Records shown
* * *
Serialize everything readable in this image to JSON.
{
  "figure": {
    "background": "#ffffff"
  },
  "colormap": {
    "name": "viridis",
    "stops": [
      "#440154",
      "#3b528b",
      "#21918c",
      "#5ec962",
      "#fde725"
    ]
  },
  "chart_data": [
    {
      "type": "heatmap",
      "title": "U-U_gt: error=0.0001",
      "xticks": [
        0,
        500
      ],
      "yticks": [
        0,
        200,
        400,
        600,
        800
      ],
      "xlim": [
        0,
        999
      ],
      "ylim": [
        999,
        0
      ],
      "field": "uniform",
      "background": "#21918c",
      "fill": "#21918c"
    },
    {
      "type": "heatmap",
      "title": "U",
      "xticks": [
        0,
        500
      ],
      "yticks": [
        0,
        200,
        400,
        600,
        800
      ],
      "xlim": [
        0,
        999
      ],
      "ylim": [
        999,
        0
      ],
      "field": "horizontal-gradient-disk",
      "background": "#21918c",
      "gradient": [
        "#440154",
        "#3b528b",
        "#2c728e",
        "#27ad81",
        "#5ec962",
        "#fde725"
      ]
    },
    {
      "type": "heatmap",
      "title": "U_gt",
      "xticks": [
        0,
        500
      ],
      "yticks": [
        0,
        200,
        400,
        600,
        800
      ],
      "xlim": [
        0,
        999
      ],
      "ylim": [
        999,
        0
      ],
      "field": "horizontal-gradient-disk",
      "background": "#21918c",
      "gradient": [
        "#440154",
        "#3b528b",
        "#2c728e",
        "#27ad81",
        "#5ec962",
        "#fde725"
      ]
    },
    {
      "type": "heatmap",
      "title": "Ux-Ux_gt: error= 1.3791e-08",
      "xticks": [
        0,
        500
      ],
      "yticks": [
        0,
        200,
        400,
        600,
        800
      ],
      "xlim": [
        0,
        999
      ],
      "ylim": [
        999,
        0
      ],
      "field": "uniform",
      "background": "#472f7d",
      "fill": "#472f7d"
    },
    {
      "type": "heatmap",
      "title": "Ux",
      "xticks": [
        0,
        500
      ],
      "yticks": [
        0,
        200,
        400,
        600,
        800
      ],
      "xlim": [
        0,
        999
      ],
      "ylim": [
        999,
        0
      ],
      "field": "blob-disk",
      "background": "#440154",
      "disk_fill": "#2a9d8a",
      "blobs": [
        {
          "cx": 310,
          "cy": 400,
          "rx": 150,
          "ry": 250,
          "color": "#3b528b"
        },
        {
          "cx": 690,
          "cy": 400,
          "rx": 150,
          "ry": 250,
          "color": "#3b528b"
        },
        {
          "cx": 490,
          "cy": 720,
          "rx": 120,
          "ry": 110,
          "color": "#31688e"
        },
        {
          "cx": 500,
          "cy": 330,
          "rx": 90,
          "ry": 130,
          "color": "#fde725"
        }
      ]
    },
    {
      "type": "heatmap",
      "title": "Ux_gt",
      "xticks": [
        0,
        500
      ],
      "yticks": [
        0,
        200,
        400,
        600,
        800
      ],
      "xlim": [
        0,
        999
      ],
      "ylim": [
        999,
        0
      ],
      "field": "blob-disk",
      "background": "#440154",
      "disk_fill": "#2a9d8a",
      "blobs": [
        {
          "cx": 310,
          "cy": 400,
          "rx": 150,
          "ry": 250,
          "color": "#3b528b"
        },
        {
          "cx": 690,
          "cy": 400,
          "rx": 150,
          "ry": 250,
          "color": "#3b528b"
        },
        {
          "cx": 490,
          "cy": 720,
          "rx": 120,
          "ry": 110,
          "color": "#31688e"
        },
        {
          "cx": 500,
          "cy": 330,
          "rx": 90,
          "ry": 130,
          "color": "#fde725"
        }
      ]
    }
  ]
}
* * *
Directive
Return each line of the data exactly as written above.

Written answer
Serialize everything readable in this image to JSON.
{
  "figure": {
    "background": "#ffffff"
  },
  "colormap": {
    "name": "viridis",
    "stops": [
      "#440154",
      "#3b528b",
      "#21918c",
      "#5ec962",
      "#fde725"
    ]
  },
  "chart_data": [
    {
      "type": "heatmap",
      "title": "U-U_gt: error=0.0001",
      "xticks": [
        0,
        500
      ],
      "yticks": [
        0,
        200,
        400,
        600,
        800
      ],
      "xlim": [
        0,
        999
      ],
      "ylim": [
        999,
        0
      ],
      "field": "uniform",
      "background": "#21918c",
      "fill": "#21918c"
    },
    {
      "type": "heatmap",
      "title": "U",
      "xticks": [
        0,
        500
      ],
      "yticks": [
        0,
        200,
        400,
        600,
        800
      ],
      "xlim": [
        0,
        999
      ],
      "ylim": [
        999,
        0
      ],
      "field": "horizontal-gradient-disk",
      "background": "#21918c",
      "gradient": [
        "#440154",
        "#3b528b",
        "#2c728e",
        "#27ad81",
        "#5ec962",
        "#fde725"
      ]
    },
    {
      "type": "heatmap",
      "title": "U_gt",
      "xticks": [
        0,
        500
      ],
      "yticks": [
        0,
        200,
        400,
        600,
        800
      ],
      "xlim": [
        0,
        999
      ],
      "ylim": [
        999,
        0
      ],
      "field": "horizontal-gradient-disk",
      "background": "#21918c",
      "gradient": [
        "#440154",
        "#3b528b",
        "#2c728e",
        "#27ad81",
        "#5ec962",
        "#fde725"
      ]
    },
    {
      "type": "heatmap",
      "title": "Ux-Ux_gt: error= 1.3791e-08",
      "xticks": [
        0,
        500
      ],
      "yticks": [
        0,
        200,
        400,
        600,
        800
      ],
      "xlim": [
        0,
        999
      ],
      "ylim": [
        999,
        0
      ],
      "field": "uniform",
      "background": "#472f7d",
      "fill": "#472f7d"
    },
    {
      "type": "heatmap",
      "title": "Ux",
      "xticks": [
        0,
        500
      ],
      "yticks": [
        0,
        200,
        400,
        600,
        800
      ],
      "xlim": [
        0,
        999
      ],
      "ylim": [
        999,
        0
      ],
      "field": "blob-disk",
      "background": "#440154",
      "disk_fill": "#2a9d8a",
      "blobs": [
        {
          "cx": 310,
          "cy": 400,
          "rx": 150,
          "ry": 250,
          "color": "#3b528b"
        },
        {
          "cx": 690,
          "cy": 400,
          "rx": 150,
          "ry": 250,
          "color": "#3b528b"
        },
        {
          "cx": 490,
          "cy": 720,
          "rx": 120,
          "ry": 110,
          "color": "#31688e"
        },
        {
          "cx": 500,
          "cy": 330,
          "rx": 90,
          "ry": 130,
          "color": "#fde725"
        }
      ]
    },
    {
      "type": "heatmap",
      "title": "Ux_gt",
      "xticks": [
        0,
        500
      ],
      "yticks": [
        0,
        200,
        400,
        600,
        800
      ],
      "xlim": [
        0,
        999
      ],
      "ylim": [
        999,
        0
      ],
      "field": "blob-disk",
      "background": "#440154",
      "disk_fill": "#2a9d8a",
      "blobs": [
        {
          "cx": 310,
          "cy": 400,
          "rx": 150,
          "ry": 250,
          "color": "#3b528b"
        },
        {
          "cx": 690,
          "cy": 400,
          "rx": 150,
          "ry": 250,
          "color": "#3b528b"
        },
        {
          "cx": 490,
          "cy": 720,
          "rx": 120,
          "ry": 110,
          "color": "#31688e"
        },
        {
          "cx": 500,
          "cy": 330,
          "rx": 90,
          "ry": 130,
          "color": "#fde725"
        }
      ]
    }
  ]
}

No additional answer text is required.